◆ 原文:
【父後七日 Seven Days in Heaven】2020| 其實一直深深記住在心底 |腦粉影評
人嘛~ 總是明日復明日,明日何其多? 當我們端詳著自己在鏡子的模樣已經青春不復返時,卻假裝忘記了支撐著我們成長的父母,是不是也不再是記憶中的模樣。不是我們不願意面對,而是我們不願意去面對,因為這一面對就好像有無限的聲音在你耳邊提醒你雙親也在時間的消磨下逐漸殆盡; 我們太害怕失去、害怕永遠的避風港會消失、害怕我們最熟悉的笑容和碎念,可能都成為一片雲彩,轉眼飄浮過眼前,所以我們不願意面對。《父後七日》藉由傳統文化的祭祀習俗讓家屬彷彿可以透過繁雜的手續搪塞滿原本該面對哀傷的時間,然而,當儀式逐步完成後,七日的荒唐行徑卻再也想不起來,更具體的是已經被壓抑了七日的悲傷,突然之間傾瀉而出。淚水是止不住的,這時候想要連根拔起早已深植腦海中的父親形象,才發現那都伴隨著成長的足跡,父親的大腳印和女兒的小腳印這樣左右左右的,我們是這樣踩著父親為我們開闢的康莊大道,所以才無所畏懼的前進。

◆ 題目 A:
請根據這篇影評回答以下問題:
(i) 當我們端詳鏡中的自己時,發現了什麼?
(ii) 《父後七日》藉由什麼讓家屬把原本該面對哀傷的時間塞滿?
(iii) 文中用哪兩種腳印來比喻父親和女兒?

◆ 資料內容:
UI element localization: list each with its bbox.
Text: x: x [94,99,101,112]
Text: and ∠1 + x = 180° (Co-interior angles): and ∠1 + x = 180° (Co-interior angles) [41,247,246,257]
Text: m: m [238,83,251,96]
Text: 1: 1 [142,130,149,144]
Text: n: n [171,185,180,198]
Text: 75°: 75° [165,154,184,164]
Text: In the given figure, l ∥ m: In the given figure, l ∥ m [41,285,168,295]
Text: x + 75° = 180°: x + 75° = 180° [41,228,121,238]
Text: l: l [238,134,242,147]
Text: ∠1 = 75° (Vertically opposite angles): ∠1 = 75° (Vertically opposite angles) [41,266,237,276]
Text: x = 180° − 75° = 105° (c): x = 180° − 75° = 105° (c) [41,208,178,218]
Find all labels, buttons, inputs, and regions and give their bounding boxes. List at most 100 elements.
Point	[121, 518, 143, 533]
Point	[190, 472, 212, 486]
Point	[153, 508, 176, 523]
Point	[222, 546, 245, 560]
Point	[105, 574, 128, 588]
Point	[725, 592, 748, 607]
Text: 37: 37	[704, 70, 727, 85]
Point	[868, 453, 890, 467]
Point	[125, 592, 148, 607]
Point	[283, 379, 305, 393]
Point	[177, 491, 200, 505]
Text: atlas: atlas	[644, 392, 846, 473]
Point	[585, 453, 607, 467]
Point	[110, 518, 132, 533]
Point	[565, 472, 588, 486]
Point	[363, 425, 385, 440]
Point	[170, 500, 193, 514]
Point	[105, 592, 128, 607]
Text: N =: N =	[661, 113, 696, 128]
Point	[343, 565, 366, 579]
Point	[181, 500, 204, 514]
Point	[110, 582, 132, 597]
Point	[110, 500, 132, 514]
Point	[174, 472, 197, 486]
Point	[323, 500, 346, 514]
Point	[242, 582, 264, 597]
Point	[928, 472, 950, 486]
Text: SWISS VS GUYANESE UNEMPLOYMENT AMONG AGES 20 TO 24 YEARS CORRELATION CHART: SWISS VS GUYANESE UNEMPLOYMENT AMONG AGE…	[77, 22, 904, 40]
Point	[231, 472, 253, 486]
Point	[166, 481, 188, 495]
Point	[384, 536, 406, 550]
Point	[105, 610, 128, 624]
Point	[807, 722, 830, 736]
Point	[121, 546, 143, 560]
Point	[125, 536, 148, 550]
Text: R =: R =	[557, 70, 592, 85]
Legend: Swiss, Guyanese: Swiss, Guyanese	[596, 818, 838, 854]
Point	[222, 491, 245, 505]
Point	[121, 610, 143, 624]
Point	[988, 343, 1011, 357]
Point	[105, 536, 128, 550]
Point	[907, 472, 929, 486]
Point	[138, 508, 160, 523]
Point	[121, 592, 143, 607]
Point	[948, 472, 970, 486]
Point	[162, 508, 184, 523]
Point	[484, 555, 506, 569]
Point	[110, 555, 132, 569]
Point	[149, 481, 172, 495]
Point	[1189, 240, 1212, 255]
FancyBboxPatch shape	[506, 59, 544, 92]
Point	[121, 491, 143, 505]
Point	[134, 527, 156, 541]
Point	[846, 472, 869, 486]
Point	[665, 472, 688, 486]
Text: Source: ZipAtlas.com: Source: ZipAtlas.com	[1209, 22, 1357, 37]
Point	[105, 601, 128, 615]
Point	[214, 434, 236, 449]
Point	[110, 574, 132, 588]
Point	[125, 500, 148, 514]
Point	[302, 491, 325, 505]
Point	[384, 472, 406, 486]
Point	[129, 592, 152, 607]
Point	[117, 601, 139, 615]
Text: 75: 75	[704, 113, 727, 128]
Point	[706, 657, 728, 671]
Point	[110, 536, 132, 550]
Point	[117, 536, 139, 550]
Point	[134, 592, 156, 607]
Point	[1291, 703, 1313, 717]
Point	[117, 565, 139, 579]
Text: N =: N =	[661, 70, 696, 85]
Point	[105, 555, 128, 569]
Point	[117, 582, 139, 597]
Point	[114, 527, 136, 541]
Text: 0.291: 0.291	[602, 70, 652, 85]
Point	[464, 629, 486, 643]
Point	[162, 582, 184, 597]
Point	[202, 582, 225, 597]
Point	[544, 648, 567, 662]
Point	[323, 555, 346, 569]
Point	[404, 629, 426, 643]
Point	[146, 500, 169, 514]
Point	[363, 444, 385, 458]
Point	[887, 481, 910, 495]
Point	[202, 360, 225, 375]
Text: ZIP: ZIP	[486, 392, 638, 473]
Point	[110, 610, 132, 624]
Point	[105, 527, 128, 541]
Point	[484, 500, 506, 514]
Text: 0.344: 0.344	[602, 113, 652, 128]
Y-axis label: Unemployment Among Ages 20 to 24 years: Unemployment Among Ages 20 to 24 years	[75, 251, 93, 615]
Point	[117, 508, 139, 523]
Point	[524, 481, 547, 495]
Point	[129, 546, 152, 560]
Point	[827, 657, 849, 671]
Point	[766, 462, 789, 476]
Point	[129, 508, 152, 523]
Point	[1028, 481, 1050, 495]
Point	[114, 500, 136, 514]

◆ 題目 B: 把列表從第一行一直到含有「472, 588, 486]」的那一行(頭尾兩行都算)寫成 JSON 字串陣列,每行一個字串,空行略過。

◆ 最終結果 A:
(i) 自己的模樣已經青春不復返。
(ii) 藉由傳統文化的祭祀習俗,透過繁雜的手續把時間塞滿。
(iii) 父親的大腳印和女兒的小腳印。

◆ 最終結果 B:
[
  "UI element localization: list each with its bbox.",
  "Text: x: x [94,99,101,112]",
  "Text: and ∠1 + x = 180° (Co-interior angles): and ∠1 + x = 180° (Co-interior angles) [41,247,246,257]",
  "Text: m: m [238,83,251,96]",
  "Text: 1: 1 [142,130,149,144]",
  "Text: n: n [171,185,180,198]",
  "Text: 75°: 75° [165,154,184,164]",
  "Text: In the given figure, l ∥ m: In the given figure, l ∥ m [41,285,168,295]",
  "Text: x + 75° = 180°: x + 75° = 180° [41,228,121,238]",
  "Text: l: l [238,134,242,147]",
  "Text: ∠1 = 75° (Vertically opposite angles): ∠1 = 75° (Vertically opposite angles) [41,266,237,276]",
  "Text: x = 180° − 75° = 105° (c): x = 180° − 75° = 105° (c) [41,208,178,218]",
  "Find all labels, buttons, inputs, and regions and give their bounding boxes. List at most 100 elements.",
  "Point\t[121, 518, 143, 533]",
  "Point\t[190, 472, 212, 486]",
  "Point\t[153, 508, 176, 523]",
  "Point\t[222, 546, 245, 560]",
  "Point\t[105, 574, 128, 588]",
  "Point\t[725, 592, 748, 607]",
  "Text: 37: 37\t[704, 70, 727, 85]",
  "Point\t[868, 453, 890, 467]",
  "Point\t[125, 592, 148, 607]",
  "Point\t[283, 379, 305, 393]",
  "Point\t[177, 491, 200, 505]",
  "Text: atlas: atlas\t[644, 392, 846, 473]",
  "Point\t[585, 453, 607, 467]",
  "Point\t[110, 518, 132, 533]",
  "Point\t[565, 472, 588, 486]"
]